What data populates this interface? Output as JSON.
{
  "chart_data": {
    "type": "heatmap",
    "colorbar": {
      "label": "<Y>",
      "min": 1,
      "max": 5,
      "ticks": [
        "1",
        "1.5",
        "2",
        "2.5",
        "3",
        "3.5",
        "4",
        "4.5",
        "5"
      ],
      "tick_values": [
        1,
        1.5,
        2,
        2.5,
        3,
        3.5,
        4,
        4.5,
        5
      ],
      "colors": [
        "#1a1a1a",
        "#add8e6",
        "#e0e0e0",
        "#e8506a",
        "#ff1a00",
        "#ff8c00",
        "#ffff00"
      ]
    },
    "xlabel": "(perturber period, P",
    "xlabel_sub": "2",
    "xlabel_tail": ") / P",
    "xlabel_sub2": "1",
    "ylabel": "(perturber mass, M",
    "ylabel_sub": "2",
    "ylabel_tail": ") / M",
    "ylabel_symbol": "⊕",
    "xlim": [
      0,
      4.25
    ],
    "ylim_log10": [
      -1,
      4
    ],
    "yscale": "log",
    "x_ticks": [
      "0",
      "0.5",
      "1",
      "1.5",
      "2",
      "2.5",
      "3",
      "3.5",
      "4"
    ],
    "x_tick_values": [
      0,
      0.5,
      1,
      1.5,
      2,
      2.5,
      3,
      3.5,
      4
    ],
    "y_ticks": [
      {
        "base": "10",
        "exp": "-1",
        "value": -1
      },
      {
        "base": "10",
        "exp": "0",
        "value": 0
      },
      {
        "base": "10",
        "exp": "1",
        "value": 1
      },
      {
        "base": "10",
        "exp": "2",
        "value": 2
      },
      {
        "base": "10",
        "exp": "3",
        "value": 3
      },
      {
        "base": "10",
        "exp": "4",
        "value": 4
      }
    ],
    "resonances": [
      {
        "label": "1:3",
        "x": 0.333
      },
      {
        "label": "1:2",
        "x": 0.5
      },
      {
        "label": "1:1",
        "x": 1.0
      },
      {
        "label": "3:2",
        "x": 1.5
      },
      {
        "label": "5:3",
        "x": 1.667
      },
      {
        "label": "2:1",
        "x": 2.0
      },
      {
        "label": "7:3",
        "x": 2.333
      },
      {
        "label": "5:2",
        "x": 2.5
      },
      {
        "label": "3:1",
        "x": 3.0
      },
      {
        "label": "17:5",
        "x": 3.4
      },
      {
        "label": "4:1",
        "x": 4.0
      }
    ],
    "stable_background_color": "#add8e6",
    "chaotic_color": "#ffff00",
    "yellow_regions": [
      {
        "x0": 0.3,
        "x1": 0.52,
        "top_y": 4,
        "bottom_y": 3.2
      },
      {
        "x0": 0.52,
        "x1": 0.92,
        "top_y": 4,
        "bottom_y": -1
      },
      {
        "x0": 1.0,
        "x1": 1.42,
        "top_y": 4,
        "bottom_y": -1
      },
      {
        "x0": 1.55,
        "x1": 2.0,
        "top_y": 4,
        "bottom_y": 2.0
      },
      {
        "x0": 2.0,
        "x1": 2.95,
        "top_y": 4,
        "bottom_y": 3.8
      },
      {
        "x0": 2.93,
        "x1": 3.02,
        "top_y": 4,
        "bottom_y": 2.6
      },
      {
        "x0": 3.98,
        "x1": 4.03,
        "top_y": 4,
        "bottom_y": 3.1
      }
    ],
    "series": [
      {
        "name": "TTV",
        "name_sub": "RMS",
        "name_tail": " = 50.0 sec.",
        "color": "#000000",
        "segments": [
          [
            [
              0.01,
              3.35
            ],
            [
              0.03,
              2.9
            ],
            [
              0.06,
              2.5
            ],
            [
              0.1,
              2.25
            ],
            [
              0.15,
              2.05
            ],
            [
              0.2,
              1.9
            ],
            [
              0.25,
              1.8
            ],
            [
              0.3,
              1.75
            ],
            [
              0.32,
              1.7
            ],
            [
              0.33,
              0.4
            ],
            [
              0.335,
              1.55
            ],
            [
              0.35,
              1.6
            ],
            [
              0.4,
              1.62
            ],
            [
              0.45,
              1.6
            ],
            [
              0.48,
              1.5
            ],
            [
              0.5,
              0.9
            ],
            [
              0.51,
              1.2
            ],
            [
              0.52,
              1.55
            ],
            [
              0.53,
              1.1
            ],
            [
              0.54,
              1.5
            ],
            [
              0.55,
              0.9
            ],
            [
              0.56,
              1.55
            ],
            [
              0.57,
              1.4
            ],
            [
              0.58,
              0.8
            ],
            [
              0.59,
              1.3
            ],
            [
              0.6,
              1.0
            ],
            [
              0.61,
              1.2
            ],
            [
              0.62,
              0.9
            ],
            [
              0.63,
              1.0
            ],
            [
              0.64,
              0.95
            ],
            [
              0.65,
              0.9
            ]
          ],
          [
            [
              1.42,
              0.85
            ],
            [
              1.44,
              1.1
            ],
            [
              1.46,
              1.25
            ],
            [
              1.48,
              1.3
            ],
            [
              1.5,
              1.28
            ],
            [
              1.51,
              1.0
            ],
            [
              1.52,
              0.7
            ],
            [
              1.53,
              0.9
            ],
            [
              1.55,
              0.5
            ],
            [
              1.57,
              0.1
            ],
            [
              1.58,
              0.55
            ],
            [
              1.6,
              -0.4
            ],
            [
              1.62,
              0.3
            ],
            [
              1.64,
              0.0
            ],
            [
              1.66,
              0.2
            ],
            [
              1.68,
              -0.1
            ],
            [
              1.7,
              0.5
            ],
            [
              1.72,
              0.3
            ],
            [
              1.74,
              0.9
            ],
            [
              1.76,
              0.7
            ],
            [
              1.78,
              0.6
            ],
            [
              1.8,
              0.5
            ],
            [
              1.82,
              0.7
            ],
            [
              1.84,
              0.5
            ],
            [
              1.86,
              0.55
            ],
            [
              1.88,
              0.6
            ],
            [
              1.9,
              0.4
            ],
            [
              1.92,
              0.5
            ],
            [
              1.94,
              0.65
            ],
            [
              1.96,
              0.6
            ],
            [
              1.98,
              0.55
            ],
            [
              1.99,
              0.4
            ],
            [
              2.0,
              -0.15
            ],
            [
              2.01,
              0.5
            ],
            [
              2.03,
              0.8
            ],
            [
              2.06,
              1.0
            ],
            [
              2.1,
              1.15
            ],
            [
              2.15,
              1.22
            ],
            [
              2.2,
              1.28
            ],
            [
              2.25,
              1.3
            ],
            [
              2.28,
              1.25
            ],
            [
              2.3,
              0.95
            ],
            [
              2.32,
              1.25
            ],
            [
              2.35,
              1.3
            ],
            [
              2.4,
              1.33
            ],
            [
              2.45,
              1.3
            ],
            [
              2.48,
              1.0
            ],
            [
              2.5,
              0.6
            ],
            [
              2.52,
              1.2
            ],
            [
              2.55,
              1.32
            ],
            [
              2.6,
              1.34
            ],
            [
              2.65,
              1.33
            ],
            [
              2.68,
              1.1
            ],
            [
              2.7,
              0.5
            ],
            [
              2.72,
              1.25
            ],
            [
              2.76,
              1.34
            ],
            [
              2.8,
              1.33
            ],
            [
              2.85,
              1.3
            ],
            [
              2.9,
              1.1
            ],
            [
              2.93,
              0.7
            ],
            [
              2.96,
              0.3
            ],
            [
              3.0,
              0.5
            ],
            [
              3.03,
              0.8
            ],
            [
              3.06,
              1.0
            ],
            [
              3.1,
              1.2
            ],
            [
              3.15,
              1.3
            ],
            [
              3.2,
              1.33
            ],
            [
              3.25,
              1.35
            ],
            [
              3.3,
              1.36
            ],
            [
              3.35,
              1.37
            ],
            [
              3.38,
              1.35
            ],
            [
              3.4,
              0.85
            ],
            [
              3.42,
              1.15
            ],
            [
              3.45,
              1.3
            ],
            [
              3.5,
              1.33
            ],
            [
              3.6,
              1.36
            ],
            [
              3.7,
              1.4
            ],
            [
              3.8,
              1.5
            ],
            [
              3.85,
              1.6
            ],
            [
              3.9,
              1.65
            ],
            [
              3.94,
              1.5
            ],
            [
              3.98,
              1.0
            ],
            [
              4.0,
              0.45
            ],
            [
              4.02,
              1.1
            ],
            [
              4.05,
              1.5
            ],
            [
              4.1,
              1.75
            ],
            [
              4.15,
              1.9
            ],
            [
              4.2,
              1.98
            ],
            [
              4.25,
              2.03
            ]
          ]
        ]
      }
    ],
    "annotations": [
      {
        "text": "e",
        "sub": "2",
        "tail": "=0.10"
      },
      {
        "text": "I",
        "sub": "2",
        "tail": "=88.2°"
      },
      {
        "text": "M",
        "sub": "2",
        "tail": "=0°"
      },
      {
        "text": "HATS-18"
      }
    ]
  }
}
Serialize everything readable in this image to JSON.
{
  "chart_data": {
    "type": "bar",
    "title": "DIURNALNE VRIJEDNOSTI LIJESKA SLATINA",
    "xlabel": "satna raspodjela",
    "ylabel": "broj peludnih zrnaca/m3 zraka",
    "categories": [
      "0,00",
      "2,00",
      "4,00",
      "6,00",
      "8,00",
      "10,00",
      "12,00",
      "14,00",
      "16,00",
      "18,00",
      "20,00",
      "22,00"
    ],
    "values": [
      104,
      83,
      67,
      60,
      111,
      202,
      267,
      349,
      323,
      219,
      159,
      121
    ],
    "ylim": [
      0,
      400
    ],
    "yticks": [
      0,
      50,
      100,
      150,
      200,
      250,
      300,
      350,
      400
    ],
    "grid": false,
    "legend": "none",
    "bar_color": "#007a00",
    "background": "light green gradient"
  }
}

● **The exercise**: Return the lines of the records that include the string "this".

● **Written solution**:
What data populates this interface? Output as JSON.
Serialize everything readable in this image to JSON.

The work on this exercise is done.